━━━ MATERIAL PROVIDED

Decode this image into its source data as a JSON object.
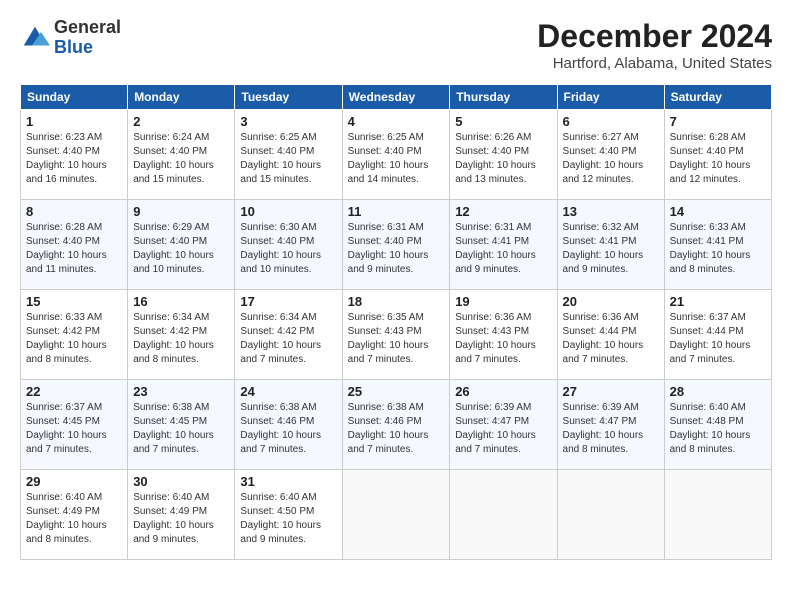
{
  "logo": {
    "general": "General",
    "blue": "Blue"
  },
  "title": "December 2024",
  "subtitle": "Hartford, Alabama, United States",
  "header_color": "#1a5ca8",
  "days_of_week": [
    "Sunday",
    "Monday",
    "Tuesday",
    "Wednesday",
    "Thursday",
    "Friday",
    "Saturday"
  ],
  "weeks": [
    [
      {
        "day": "1",
        "sunrise": "6:23 AM",
        "sunset": "4:40 PM",
        "daylight": "10 hours and 16 minutes."
      },
      {
        "day": "2",
        "sunrise": "6:24 AM",
        "sunset": "4:40 PM",
        "daylight": "10 hours and 15 minutes."
      },
      {
        "day": "3",
        "sunrise": "6:25 AM",
        "sunset": "4:40 PM",
        "daylight": "10 hours and 15 minutes."
      },
      {
        "day": "4",
        "sunrise": "6:25 AM",
        "sunset": "4:40 PM",
        "daylight": "10 hours and 14 minutes."
      },
      {
        "day": "5",
        "sunrise": "6:26 AM",
        "sunset": "4:40 PM",
        "daylight": "10 hours and 13 minutes."
      },
      {
        "day": "6",
        "sunrise": "6:27 AM",
        "sunset": "4:40 PM",
        "daylight": "10 hours and 12 minutes."
      },
      {
        "day": "7",
        "sunrise": "6:28 AM",
        "sunset": "4:40 PM",
        "daylight": "10 hours and 12 minutes."
      }
    ],
    [
      {
        "day": "8",
        "sunrise": "6:28 AM",
        "sunset": "4:40 PM",
        "daylight": "10 hours and 11 minutes."
      },
      {
        "day": "9",
        "sunrise": "6:29 AM",
        "sunset": "4:40 PM",
        "daylight": "10 hours and 10 minutes."
      },
      {
        "day": "10",
        "sunrise": "6:30 AM",
        "sunset": "4:40 PM",
        "daylight": "10 hours and 10 minutes."
      },
      {
        "day": "11",
        "sunrise": "6:31 AM",
        "sunset": "4:40 PM",
        "daylight": "10 hours and 9 minutes."
      },
      {
        "day": "12",
        "sunrise": "6:31 AM",
        "sunset": "4:41 PM",
        "daylight": "10 hours and 9 minutes."
      },
      {
        "day": "13",
        "sunrise": "6:32 AM",
        "sunset": "4:41 PM",
        "daylight": "10 hours and 9 minutes."
      },
      {
        "day": "14",
        "sunrise": "6:33 AM",
        "sunset": "4:41 PM",
        "daylight": "10 hours and 8 minutes."
      }
    ],
    [
      {
        "day": "15",
        "sunrise": "6:33 AM",
        "sunset": "4:42 PM",
        "daylight": "10 hours and 8 minutes."
      },
      {
        "day": "16",
        "sunrise": "6:34 AM",
        "sunset": "4:42 PM",
        "daylight": "10 hours and 8 minutes."
      },
      {
        "day": "17",
        "sunrise": "6:34 AM",
        "sunset": "4:42 PM",
        "daylight": "10 hours and 7 minutes."
      },
      {
        "day": "18",
        "sunrise": "6:35 AM",
        "sunset": "4:43 PM",
        "daylight": "10 hours and 7 minutes."
      },
      {
        "day": "19",
        "sunrise": "6:36 AM",
        "sunset": "4:43 PM",
        "daylight": "10 hours and 7 minutes."
      },
      {
        "day": "20",
        "sunrise": "6:36 AM",
        "sunset": "4:44 PM",
        "daylight": "10 hours and 7 minutes."
      },
      {
        "day": "21",
        "sunrise": "6:37 AM",
        "sunset": "4:44 PM",
        "daylight": "10 hours and 7 minutes."
      }
    ],
    [
      {
        "day": "22",
        "sunrise": "6:37 AM",
        "sunset": "4:45 PM",
        "daylight": "10 hours and 7 minutes."
      },
      {
        "day": "23",
        "sunrise": "6:38 AM",
        "sunset": "4:45 PM",
        "daylight": "10 hours and 7 minutes."
      },
      {
        "day": "24",
        "sunrise": "6:38 AM",
        "sunset": "4:46 PM",
        "daylight": "10 hours and 7 minutes."
      },
      {
        "day": "25",
        "sunrise": "6:38 AM",
        "sunset": "4:46 PM",
        "daylight": "10 hours and 7 minutes."
      },
      {
        "day": "26",
        "sunrise": "6:39 AM",
        "sunset": "4:47 PM",
        "daylight": "10 hours and 7 minutes."
      },
      {
        "day": "27",
        "sunrise": "6:39 AM",
        "sunset": "4:47 PM",
        "daylight": "10 hours and 8 minutes."
      },
      {
        "day": "28",
        "sunrise": "6:40 AM",
        "sunset": "4:48 PM",
        "daylight": "10 hours and 8 minutes."
      }
    ],
    [
      {
        "day": "29",
        "sunrise": "6:40 AM",
        "sunset": "4:49 PM",
        "daylight": "10 hours and 8 minutes."
      },
      {
        "day": "30",
        "sunrise": "6:40 AM",
        "sunset": "4:49 PM",
        "daylight": "10 hours and 9 minutes."
      },
      {
        "day": "31",
        "sunrise": "6:40 AM",
        "sunset": "4:50 PM",
        "daylight": "10 hours and 9 minutes."
      },
      null,
      null,
      null,
      null
    ]
  ]
}
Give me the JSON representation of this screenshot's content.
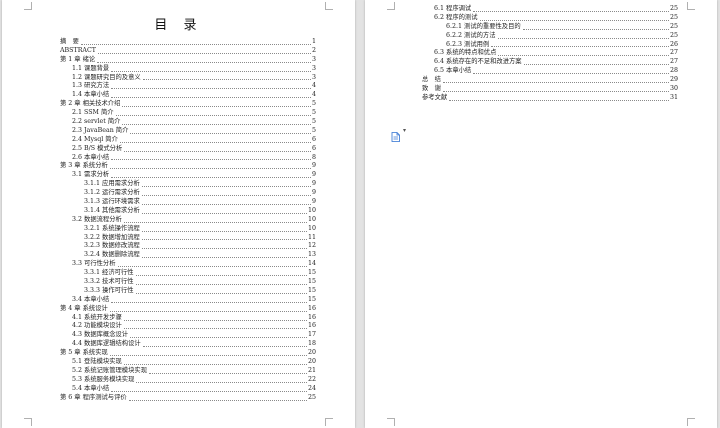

━━━━━━

#### [GIVEN INSTRUCTION]
Identify the lines of the entries containing the string "JSON". Copy each such line.

#### [ANSWER TO THE PROBLEM]
Decode this image into its source data as a JSON object.
Give me the JSON representation of this screenshot's content.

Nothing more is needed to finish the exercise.